• Exercise
Find every line in the records below that contains the word "William", and copy each such line.
****************************************
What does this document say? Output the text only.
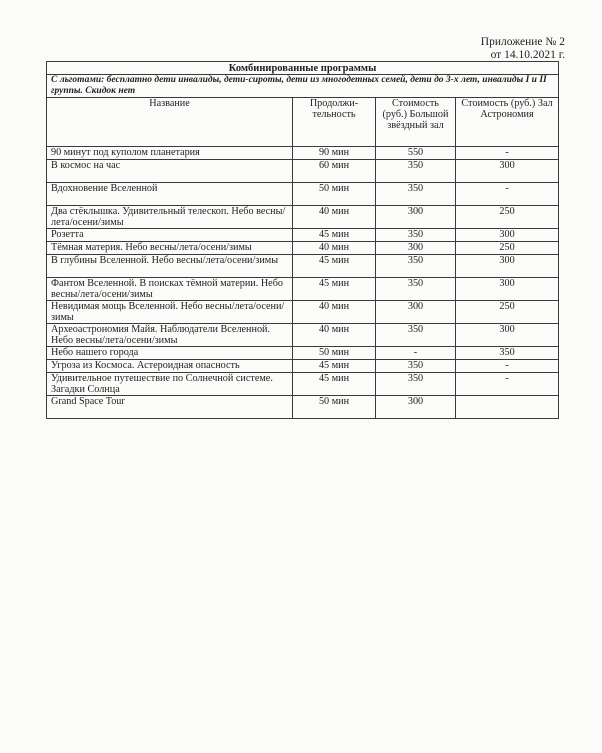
Приложение № 2
от 14.10.2021 г.
Комбинированные программы			
С льготами: бесплатно дети инвалиды, дети-сироты, дети из многодетных семей, дети до 3-х лет, инвалиды I и II группы. Скидок нет			
Название	Продолжи-тельность	Стоимость (руб.) Большой звёздный зал	Стоимость (руб.) Зал Астрономия
90 минут под куполом планетария	90 мин	550	-
В космос на час	60 мин	350	300
Вдохновение Вселенной	50 мин	350	-
Два стёклышка. Удивительный телескоп. Небо весны/лета/осени/зимы	40 мин	300	250
Розетта	45 мин	350	300
Тёмная материя. Небо весны/лета/осени/зимы	40 мин	300	250
В глубины Вселенной. Небо весны/лета/осени/зимы	45 мин	350	300
Фантом Вселенной. В поисках тёмной материи. Небо весны/лета/осени/зимы	45 мин	350	300
Невидимая мощь Вселенной. Небо весны/лета/осени/зимы	40 мин	300	250
Археоастрономия Майя. Наблюдатели Вселенной. Небо весны/лета/осени/зимы	40 мин	350	300
Небо нашего города	50 мин	-	350
Угроза из Космоса. Астероидная опасность	45 мин	350	-
Удивительное путешествие по Солнечной системе. Загадки Солнца	45 мин	350	-
Grand Space Tour	50 мин	300	
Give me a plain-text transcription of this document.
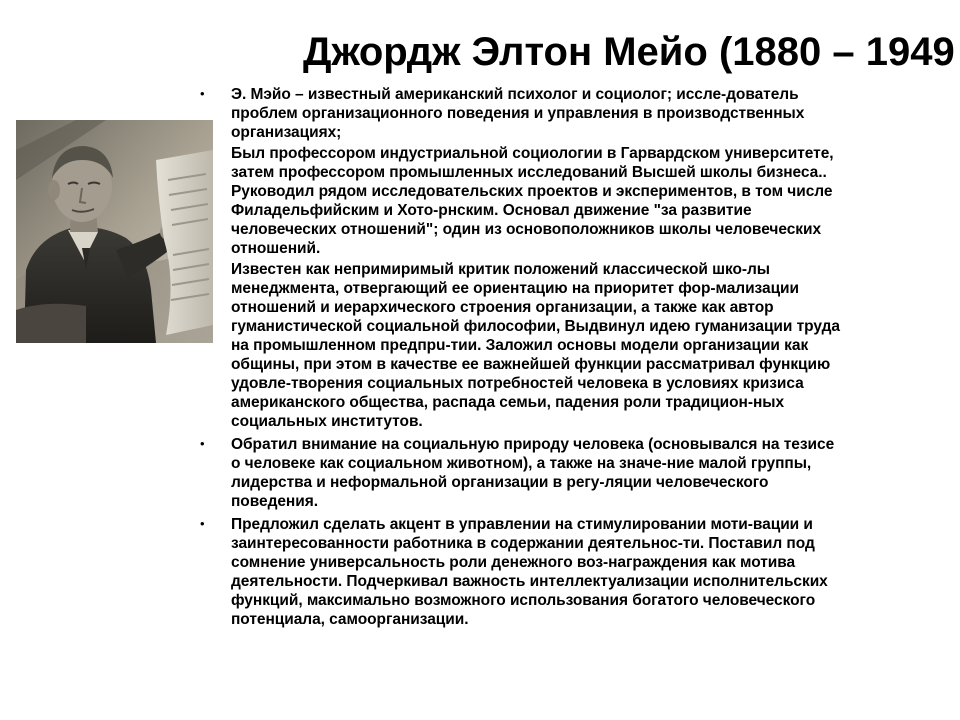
Джордж Элтон Мейо (1880 – 1949
• Э. Мэйо – известный американский психолог и социолог; иссле-дователь
проблем организационного поведения и управления в производственных
организациях;
Был профессором индустриальной социологии в Гарвардском университете,
затем профессором промышленных исследований Высшей школы бизнеса..
Руководил рядом исследовательских проектов и экспериментов, в том числе
Филадельфийским и Хото-рнским. Основал движение "за развитие
человеческих отношений"; один из основоположников школы человеческих
отношений.
Известен как непримиримый критик положений классической шко-лы
менеджмента, отвергающий ее ориентацию на приоритет фор-мализации
отношений и иерархического строения организации, а также как автор
гуманистической социальной философии, Выдвинул идею гуманизации труда
на промышленном предпрu-тии. Заложил основы модели организации как
общины, при этом в качестве ее важнейшей функции рассматривал функцию
удовле-творения социальных потребностей человека в условиях кризиса
американского общества, распада семьи, падения роли традицион-ных
социальных институтов.
• Обратил внимание на социальную природу человека (основывался на тезисе
о человеке как социальном животном), а также на значе-ние малой группы,
лидерства и неформальной организации в регу-ляции человеческого
поведения.
• Предложил сделать акцент в управлении на стимулировании моти-вации и
заинтересованности работника в содержании деятельнос-ти. Поставил под
сомнение универсальность роли денежного воз-награждения как мотива
деятельности. Подчеркивал важность интеллектуализации исполнительских
функций, максимально возможного использования богатого человеческого
потенциала, самоорганизации.
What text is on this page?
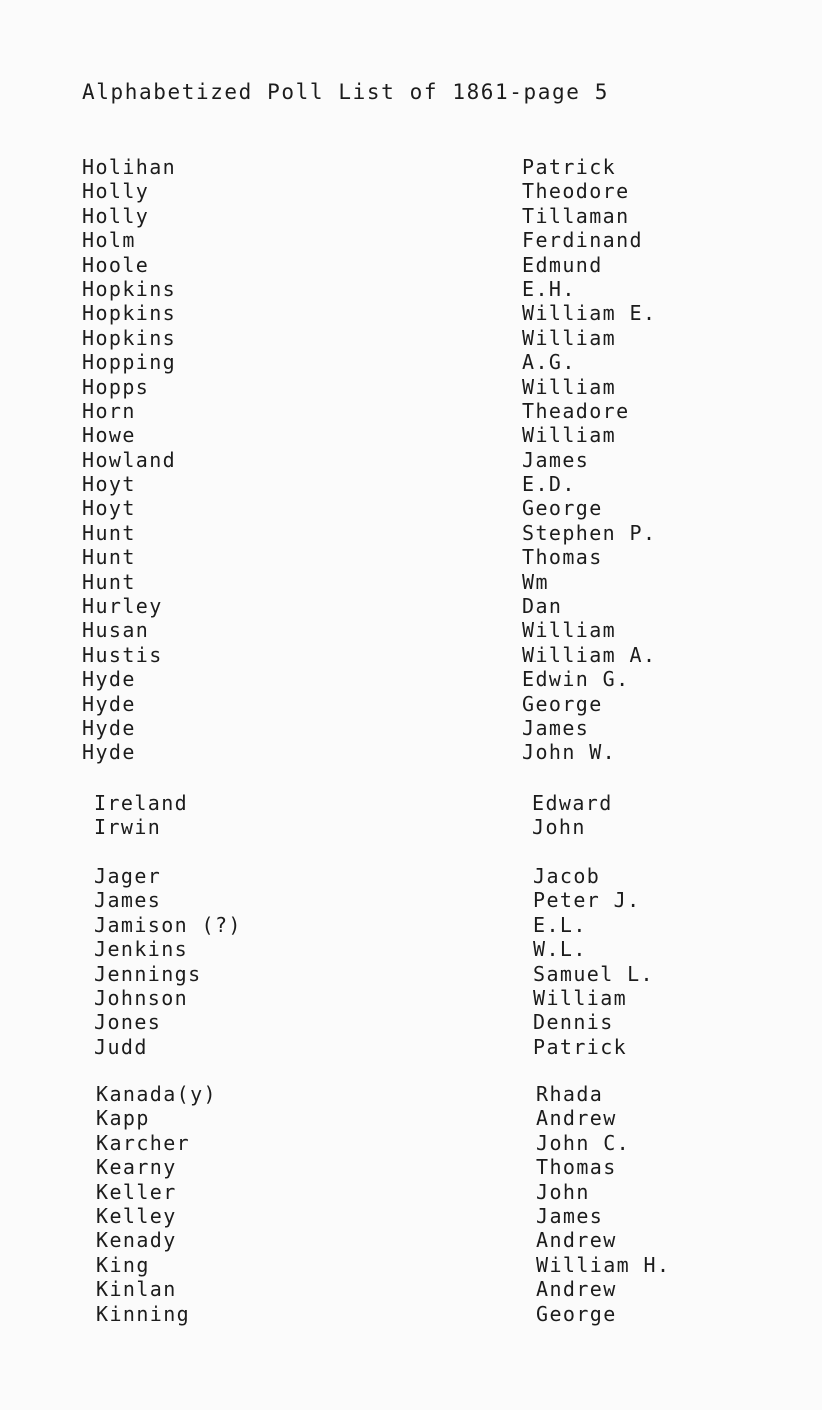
Alphabetized Poll List of 1861-page 5
Holihan	Patrick
Holly	Theodore
Holly	Tillaman
Holm	Ferdinand
Hoole	Edmund
Hopkins	E.H.
Hopkins	William E.
Hopkins	William
Hopping	A.G.
Hopps	William
Horn	Theadore
Howe	William
Howland	James
Hoyt	E.D.
Hoyt	George
Hunt	Stephen P.
Hunt	Thomas
Hunt	Wm
Hurley	Dan
Husan	William
Hustis	William A.
Hyde	Edwin G.
Hyde	George
Hyde	James
Hyde	John W.
Ireland	Edward
Irwin	John
Jager	Jacob
James	Peter J.
Jamison (?)	E.L.
Jenkins	W.L.
Jennings	Samuel L.
Johnson	William
Jones	Dennis
Judd	Patrick
Kanada(y)	Rhada
Kapp	Andrew
Karcher	John C.
Kearny	Thomas
Keller	John
Kelley	James
Kenady	Andrew
King	William H.
Kinlan	Andrew
Kinning	George
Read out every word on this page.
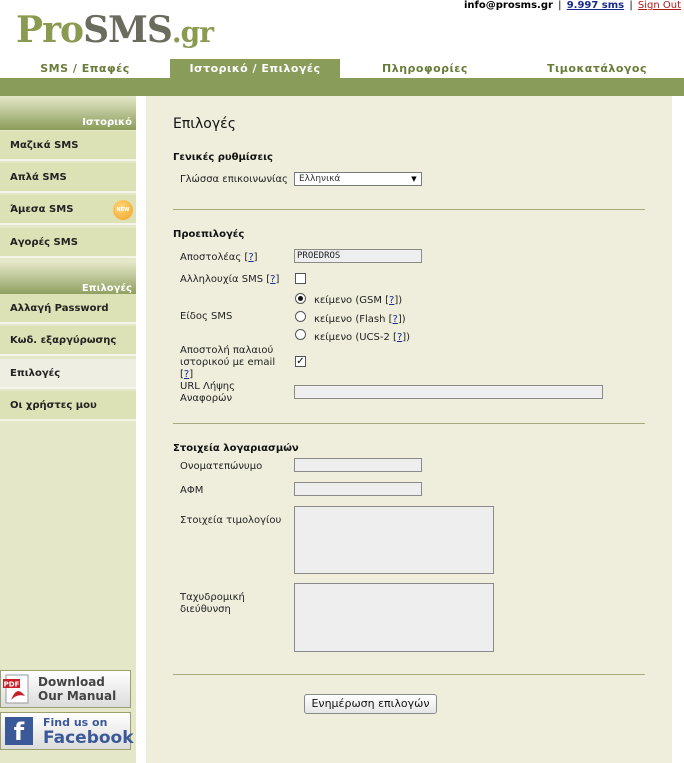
info@prosms.gr | 9.997 sms | Sign Out
ProSMS.gr
SMS / Επαφές	Ιστορικό / Επιλογές	Πληροφορίες	Τιμοκατάλογος
Ιστορικό
Μαζικά SMS
Απλά SMS
Άμεσα SMS	NEW
Αγορές SMS
Επιλογές
Αλλαγή Password
Κωδ. εξαργύρωσης
Επιλογές
Οι χρήστες μου
PDF Download
Our Manual
f	Find us on
Facebook
Επιλογές
Γενικές ρυθμίσεις
Γλώσσα επικοινωνίας	Ελληνικά	▼
Προεπιλογές
Αποστολέας [?]	PROEDROS
Αλληλουχία SMS [?]
Είδος SMS
κείμενο (GSM [?])
κείμενο (Flash [?])
κείμενο (UCS-2 [?])
Αποστολή παλαιού
ιστορικού με email
[?]
✓
URL Λήψης
Αναφορών
Στοιχεία λογαριασμών
Ονοματεπώνυμο
ΑΦΜ
Στοιχεία τιμολογίου
Ταχυδρομική
διεύθυνση
Ενημέρωση επιλογών
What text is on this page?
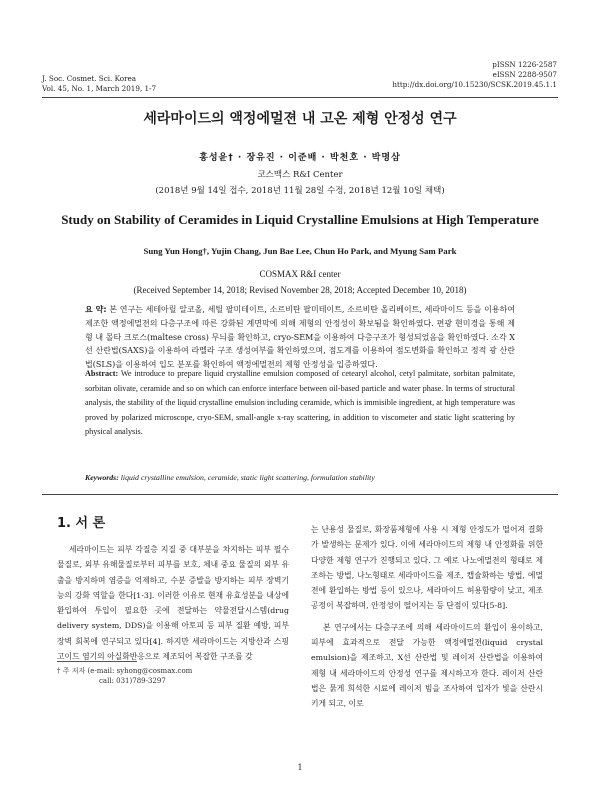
J. Soc. Cosmet. Sci. Korea
Vol. 45, No. 1, March 2019, 1-7
pISSN 1226-2587
eISSN 2288-9507
http://dx.doi.org/10.15230/SCSK.2019.45.1.1
세라마이드의 액정에멀젼 내 고온 제형 안정성 연구
홍성윤† · 장유진 · 이준배 · 박천호 · 박명삼
코스맥스 R&I Center
(2018년 9월 14일 접수, 2018년 11월 28일 수정, 2018년 12월 10일 채택)
Study on Stability of Ceramides in Liquid Crystalline Emulsions at High Temperature
Sung Yun Hong†, Yujin Chang, Jun Bae Lee, Chun Ho Park, and Myung Sam Park
COSMAX R&I center
(Received September 14, 2018; Revised November 28, 2018; Accepted December 10, 2018)
요 약: 본 연구는 세테아릴 알코올, 세틸 팔미테이트, 소르비탄 팔미테이트, 소르비탄 올리베이트, 세라마이드 등을 이용하여 제조한 액정에멀젼의 다층구조에 따른 강화된 계면막에 의해 제형의 안정성이 확보됨을 확인하였다. 편광 현미경을 통해 제형 내 몰타 크로스(maltese cross) 무늬를 확인하고, cryo-SEM을 이용하여 다층구조가 형성되었음을 확인하였다. 소각 X선 산란법(SAXS)을 이용하여 라멜라 구조 생성여부를 확인하였으며, 점도계를 이용하여 점도변화를 확인하고 정적 광 산란법(SLS)을 이용하여 입도 분포를 확인하여 액정에멀젼의 제형 안정성을 입증하였다.
Abstract: We introduce to prepare liquid crystalline emulsion composed of cetearyl alcohol, cetyl palmitate, sorbitan palmitate, sorbitan olivate, ceramide and so on which can enforce interface between oil-based particle and water phase. In terms of structural analysis, the stability of the liquid crystalline emulsion including ceramide, which is immisible ingredient, at high temperature was proved by polarized microscope, cryo-SEM, small-angle x-ray scattering, in addition to viscometer and static light scattering by physical analysis.
Keywords: liquid crystalline emulsion, ceramide, static light scattering, formulation stability
1. 서 론

세라마이드는 피부 각질층 지질 중 대부분을 차지하는 피부 필수 물질로, 외부 유해물질로부터 피부를 보호, 체내 중요 물질의 외부 유출을 방지하며 염증을 억제하고, 수분 증발을 방지하는 피부 장벽기능의 강화 역할을 한다[1-3]. 이러한 이유로 현재 유효성분을 내상에 환입하여 투입이 필요한 곳에 전달하는 약물전달시스템(drug delivery system, DDS)을 이용해 아토피 등 피부 질환 예방, 피부장벽 회복에 연구되고 있다[4]. 하지만 세라마이드는 지방산과 스핑고이드 염기의 아실화반응으로 제조되어 복잡한 구조를 갖

는 난용성 물질로, 화장품제형에 사용 시 제형 안정도가 떨어져 결화가 발생하는 문제가 있다. 이에 세라마이드의 제형 내 안정화를 위한 다양한 제형 연구가 진행되고 있다. 그 예로 나노에멀젼의 형태로 제조하는 방법, 나노형태로 세라마이드를 제조, 캡슐화하는 방법, 에멀젼에 환입하는 방법 등이 있으나, 세라마이드 허용함량이 낮고, 제조 공정이 복잡하며, 안정성이 떨어지는 등 단점이 있다[5-8].

본 연구에서는 다층구조에 의해 세라마이드의 환입이 용이하고, 피부에 효과적으로 전달 가능한 액정에멀젼(liquid crystal emulsion)을 제조하고, X선 산란법 및 레이저 산란법을 이용하여 제형 내 세라마이드의 안정성 연구를 제시하고자 한다. 레이저 산란법은 묽게 희석한 시료에 레이저 빔을 조사하여 입자가 빛을 산란시키게 되고, 이로

† 주 저자 (e-mail: syhong@cosmax.com
call: 031)789-3297
1
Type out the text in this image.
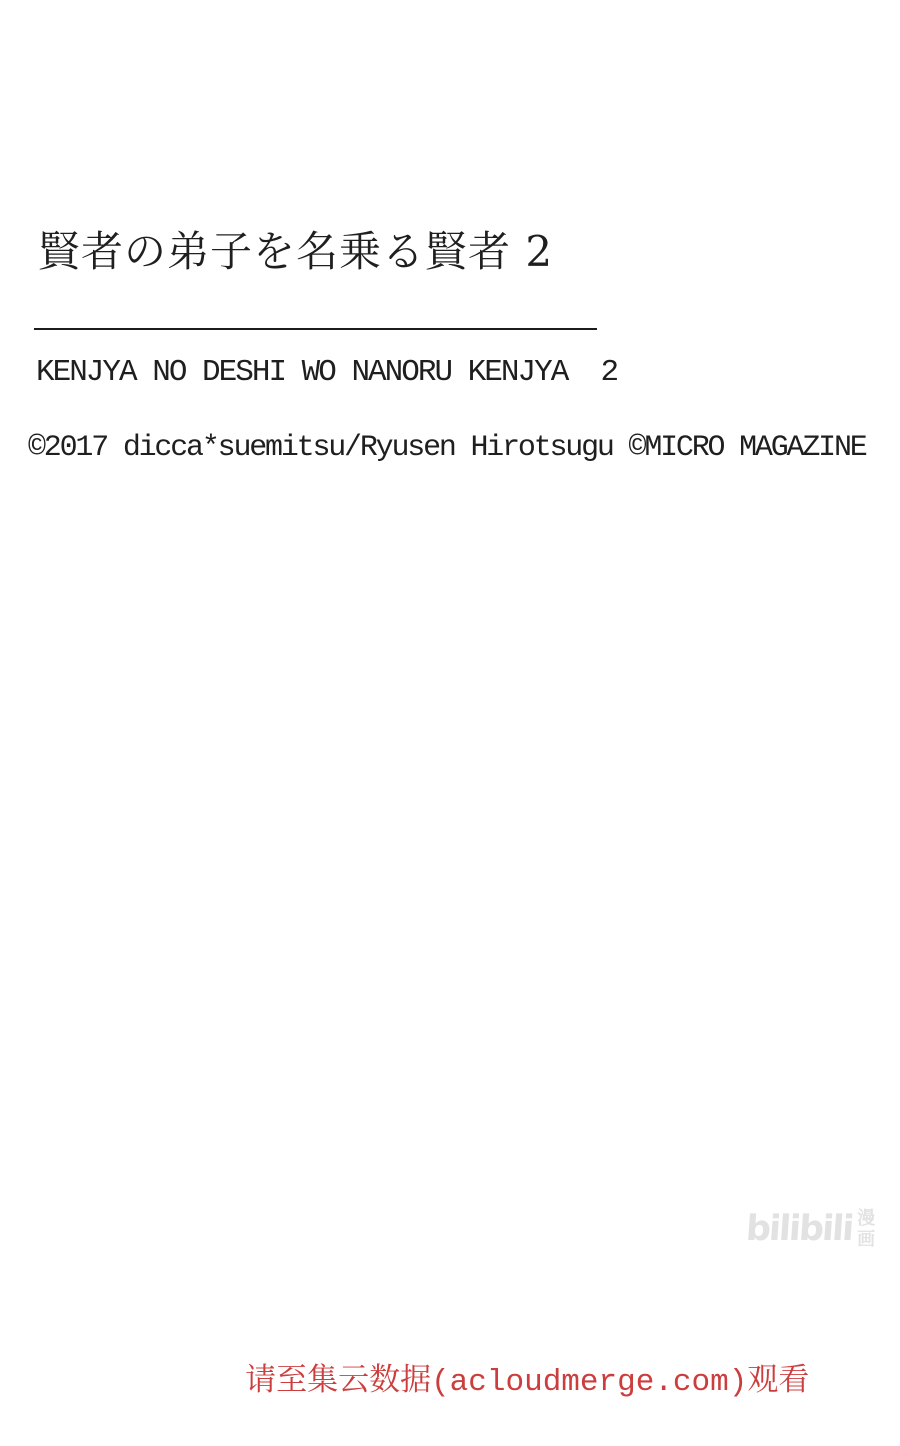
賢者の弟子を名乗る賢者 2
KENJYA NO DESHI WO NANORU KENJYA  2
©2017 dicca*suemitsu/Ryusen Hirotsugu ©MICRO MAGAZINE
bilibili 漫
画

请至集云数据(acloudmerge.com)观看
****************************************
• Response to this task
Hopkins	William E.
Hopkins	William
Hopps	William
Howe	William
Husan	William
Hustis	William A.
Johnson	William
King	William H.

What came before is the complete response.